◆ Work required
Reply with nothing except the number of lines that contain the word "will".

━━━ Extracted material

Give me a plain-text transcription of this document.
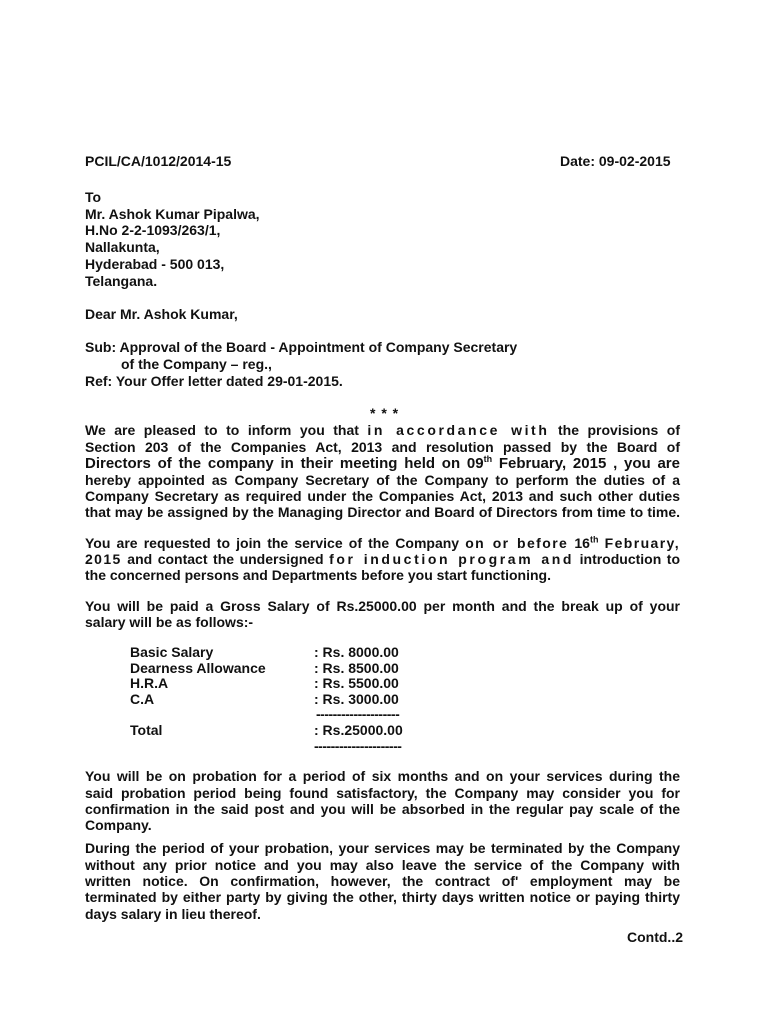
PCIL/CA/1012/2014-15	Date: 09-02-2015
To
Mr. Ashok Kumar Pipalwa,
H.No 2-2-1093/263/1,
Nallakunta,
Hyderabad - 500 013,
Telangana.
Dear Mr. Ashok Kumar,
Sub: Approval of the Board - Appointment of Company Secretary
of the Company – reg.,
Ref: Your Offer letter dated 29-01-2015.
* * *
We are pleased to to inform you that in accordance with the provisions of
Section 203 of the Companies Act, 2013 and resolution passed by the Board of
Directors of the company in their meeting held on 09th February, 2015 , you are
hereby appointed as Company Secretary of the Company to perform the duties of a
Company Secretary as required under the Companies Act, 2013 and such other duties
that may be assigned by the Managing Director and Board of Directors from time to time.
You are requested to join the service of the Company on or before 16th February,
2015 and contact the undersigned for induction program and introduction to
the concerned persons and Departments before you start functioning.
You will be paid a Gross Salary of Rs.25000.00 per month and the break up of your
salary will be as follows:-
Basic Salary	: Rs. 8000.00
Dearness Allowance	: Rs. 8500.00
H.R.A	: Rs. 5500.00
C.A	: Rs. 3000.00
--------------------
Total	: Rs.25000.00
---------------------
You will be on probation for a period of six months and on your services during the
said probation period being found satisfactory, the Company may consider you for
confirmation in the said post and you will be absorbed in the regular pay scale of the
Company.
During the period of your probation, your services may be terminated by the Company
without any prior notice and you may also leave the service of the Company with
written notice. On confirmation, however, the contract of' employment may be
terminated by either party by giving the other, thirty days written notice or paying thirty
days salary in lieu thereof.
Contd..2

━━━━━━

◆ Finished task
4